(YOUR OBJECTIVE):
Transcribe the material below exactly as it appears.

** START OF MATERIAL PROVIDED **

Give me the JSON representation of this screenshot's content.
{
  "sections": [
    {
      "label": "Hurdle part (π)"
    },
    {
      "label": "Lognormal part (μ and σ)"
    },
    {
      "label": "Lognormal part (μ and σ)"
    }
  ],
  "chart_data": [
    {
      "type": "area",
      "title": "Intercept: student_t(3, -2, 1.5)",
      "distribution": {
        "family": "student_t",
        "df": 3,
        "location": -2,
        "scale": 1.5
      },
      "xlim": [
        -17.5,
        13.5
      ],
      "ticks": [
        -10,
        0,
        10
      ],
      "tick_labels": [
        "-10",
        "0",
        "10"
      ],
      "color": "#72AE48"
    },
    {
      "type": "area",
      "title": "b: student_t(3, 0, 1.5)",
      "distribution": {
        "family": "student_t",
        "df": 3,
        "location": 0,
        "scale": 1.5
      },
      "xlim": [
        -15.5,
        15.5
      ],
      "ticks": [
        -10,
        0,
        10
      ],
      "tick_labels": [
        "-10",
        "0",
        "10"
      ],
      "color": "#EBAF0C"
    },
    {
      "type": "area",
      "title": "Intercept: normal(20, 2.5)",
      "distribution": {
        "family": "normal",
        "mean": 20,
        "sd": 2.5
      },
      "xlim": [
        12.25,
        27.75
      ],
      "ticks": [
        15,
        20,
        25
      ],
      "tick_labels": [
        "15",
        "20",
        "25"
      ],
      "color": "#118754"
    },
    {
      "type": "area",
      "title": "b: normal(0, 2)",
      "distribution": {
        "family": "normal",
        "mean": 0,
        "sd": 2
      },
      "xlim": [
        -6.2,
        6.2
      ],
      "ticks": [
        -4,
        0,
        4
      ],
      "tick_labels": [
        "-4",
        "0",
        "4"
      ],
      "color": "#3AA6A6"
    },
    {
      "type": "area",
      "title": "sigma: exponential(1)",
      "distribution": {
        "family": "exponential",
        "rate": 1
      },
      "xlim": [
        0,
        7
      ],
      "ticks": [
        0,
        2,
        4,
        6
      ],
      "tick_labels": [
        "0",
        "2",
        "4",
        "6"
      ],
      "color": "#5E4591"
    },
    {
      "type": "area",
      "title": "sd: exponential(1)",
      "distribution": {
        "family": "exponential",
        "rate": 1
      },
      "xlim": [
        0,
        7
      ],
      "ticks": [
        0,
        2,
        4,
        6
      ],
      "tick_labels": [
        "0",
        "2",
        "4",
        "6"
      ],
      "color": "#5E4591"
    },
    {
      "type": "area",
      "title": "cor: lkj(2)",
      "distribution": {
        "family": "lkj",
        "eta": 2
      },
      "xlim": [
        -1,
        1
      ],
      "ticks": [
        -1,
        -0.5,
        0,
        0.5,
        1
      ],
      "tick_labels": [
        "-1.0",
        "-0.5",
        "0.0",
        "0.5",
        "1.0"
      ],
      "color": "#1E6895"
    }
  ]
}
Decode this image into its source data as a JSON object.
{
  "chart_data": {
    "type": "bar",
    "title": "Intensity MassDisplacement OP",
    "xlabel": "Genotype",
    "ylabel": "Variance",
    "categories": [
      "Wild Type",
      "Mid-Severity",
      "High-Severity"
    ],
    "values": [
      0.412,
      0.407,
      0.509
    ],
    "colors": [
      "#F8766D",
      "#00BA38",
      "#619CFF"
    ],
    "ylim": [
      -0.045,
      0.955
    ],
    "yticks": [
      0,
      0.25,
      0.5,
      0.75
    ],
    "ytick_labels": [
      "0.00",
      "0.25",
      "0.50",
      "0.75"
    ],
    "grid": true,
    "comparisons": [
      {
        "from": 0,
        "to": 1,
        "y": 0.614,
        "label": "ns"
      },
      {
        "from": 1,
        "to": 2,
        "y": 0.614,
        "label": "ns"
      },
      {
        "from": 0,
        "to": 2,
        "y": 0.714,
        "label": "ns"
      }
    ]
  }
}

** END OF MATERIAL PROVIDED **

(RESULT OF THIS TASK):
Give me the JSON representation of this screenshot's content.
{
  "sections": [
    {
      "label": "Hurdle part (π)"
    },
    {
      "label": "Lognormal part (μ and σ)"
    },
    {
      "label": "Lognormal part (μ and σ)"
    }
  ],
  "chart_data": [
    {
      "type": "area",
      "title": "Intercept: student_t(3, -2, 1.5)",
      "distribution": {
        "family": "student_t",
        "df": 3,
        "location": -2,
        "scale": 1.5
      },
      "xlim": [
        -17.5,
        13.5
      ],
      "ticks": [
        -10,
        0,
        10
      ],
      "tick_labels": [
        "-10",
        "0",
        "10"
      ],
      "color": "#72AE48"
    },
    {
      "type": "area",
      "title": "b: student_t(3, 0, 1.5)",
      "distribution": {
        "family": "student_t",
        "df": 3,
        "location": 0,
        "scale": 1.5
      },
      "xlim": [
        -15.5,
        15.5
      ],
      "ticks": [
        -10,
        0,
        10
      ],
      "tick_labels": [
        "-10",
        "0",
        "10"
      ],
      "color": "#EBAF0C"
    },
    {
      "type": "area",
      "title": "Intercept: normal(20, 2.5)",
      "distribution": {
        "family": "normal",
        "mean": 20,
        "sd": 2.5
      },
      "xlim": [
        12.25,
        27.75
      ],
      "ticks": [
        15,
        20,
        25
      ],
      "tick_labels": [
        "15",
        "20",
        "25"
      ],
      "color": "#118754"
    },
    {
      "type": "area",
      "title": "b: normal(0, 2)",
      "distribution": {
        "family": "normal",
        "mean": 0,
        "sd": 2
      },
      "xlim": [
        -6.2,
        6.2
      ],
      "ticks": [
        -4,
        0,
        4
      ],
      "tick_labels": [
        "-4",
        "0",
        "4"
      ],
      "color": "#3AA6A6"
    },
    {
      "type": "area",
      "title": "sigma: exponential(1)",
      "distribution": {
        "family": "exponential",
        "rate": 1
      },
      "xlim": [
        0,
        7
      ],
      "ticks": [
        0,
        2,
        4,
        6
      ],
      "tick_labels": [
        "0",
        "2",
        "4",
        "6"
      ],
      "color": "#5E4591"
    },
    {
      "type": "area",
      "title": "sd: exponential(1)",
      "distribution": {
        "family": "exponential",
        "rate": 1
      },
      "xlim": [
        0,
        7
      ],
      "ticks": [
        0,
        2,
        4,
        6
      ],
      "tick_labels": [
        "0",
        "2",
        "4",
        "6"
      ],
      "color": "#5E4591"
    },
    {
      "type": "area",
      "title": "cor: lkj(2)",
      "distribution": {
        "family": "lkj",
        "eta": 2
      },
      "xlim": [
        -1,
        1
      ],
      "ticks": [
        -1,
        -0.5,
        0,
        0.5,
        1
      ],
      "tick_labels": [
        "-1.0",
        "-0.5",
        "0.0",
        "0.5",
        "1.0"
      ],
      "color": "#1E6895"
    }
  ]
}
Decode this image into its source data as a JSON object.
{
  "chart_data": {
    "type": "bar",
    "title": "Intensity MassDisplacement OP",
    "xlabel": "Genotype",
    "ylabel": "Variance",
    "categories": [
      "Wild Type",
      "Mid-Severity",
      "High-Severity"
    ],
    "values": [
      0.412,
      0.407,
      0.509
    ],
    "colors": [
      "#F8766D",
      "#00BA38",
      "#619CFF"
    ],
    "ylim": [
      -0.045,
      0.955
    ],
    "yticks": [
      0,
      0.25,
      0.5,
      0.75
    ],
    "ytick_labels": [
      "0.00",
      "0.25",
      "0.50",
      "0.75"
    ],
    "grid": true,
    "comparisons": [
      {
        "from": 0,
        "to": 1,
        "y": 0.614,
        "label": "ns"
      },
      {
        "from": 1,
        "to": 2,
        "y": 0.614,
        "label": "ns"
      },
      {
        "from": 0,
        "to": 2,
        "y": 0.714,
        "label": "ns"
      }
    ]
  }
}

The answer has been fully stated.